Would you copy out the whole listing exactly as given?

|---|

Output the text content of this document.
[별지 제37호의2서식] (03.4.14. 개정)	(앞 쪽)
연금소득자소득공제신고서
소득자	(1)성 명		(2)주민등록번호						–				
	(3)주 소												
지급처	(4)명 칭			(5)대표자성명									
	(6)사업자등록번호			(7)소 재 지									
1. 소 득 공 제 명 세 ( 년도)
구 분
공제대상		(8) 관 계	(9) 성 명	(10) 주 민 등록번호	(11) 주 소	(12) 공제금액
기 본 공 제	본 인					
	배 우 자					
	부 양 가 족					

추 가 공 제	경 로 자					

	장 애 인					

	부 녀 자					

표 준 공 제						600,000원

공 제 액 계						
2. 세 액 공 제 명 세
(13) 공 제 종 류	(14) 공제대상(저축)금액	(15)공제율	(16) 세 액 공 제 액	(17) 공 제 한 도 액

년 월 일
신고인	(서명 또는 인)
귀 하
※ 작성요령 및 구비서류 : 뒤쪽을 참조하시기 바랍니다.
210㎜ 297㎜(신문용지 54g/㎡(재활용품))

|---|

Solution |
Output the text content of this document.
[별지 제37호의2서식] (03.4.14. 개정)	(앞 쪽)
연금소득자소득공제신고서
소득자	(1)성 명		(2)주민등록번호						–				
	(3)주 소												
지급처	(4)명 칭			(5)대표자성명									
	(6)사업자등록번호			(7)소 재 지									
1. 소 득 공 제 명 세 ( 년도)
구 분
공제대상		(8) 관 계	(9) 성 명	(10) 주 민 등록번호	(11) 주 소	(12) 공제금액
기 본 공 제	본 인					
	배 우 자					
	부 양 가 족					

추 가 공 제	경 로 자					

	장 애 인					

	부 녀 자					

표 준 공 제						600,000원

공 제 액 계						
2. 세 액 공 제 명 세
(13) 공 제 종 류	(14) 공제대상(저축)금액	(15)공제율	(16) 세 액 공 제 액	(17) 공 제 한 도 액

년 월 일
신고인	(서명 또는 인)
귀 하
※ 작성요령 및 구비서류 : 뒤쪽을 참조하시기 바랍니다.
210㎜ 297㎜(신문용지 54g/㎡(재활용품))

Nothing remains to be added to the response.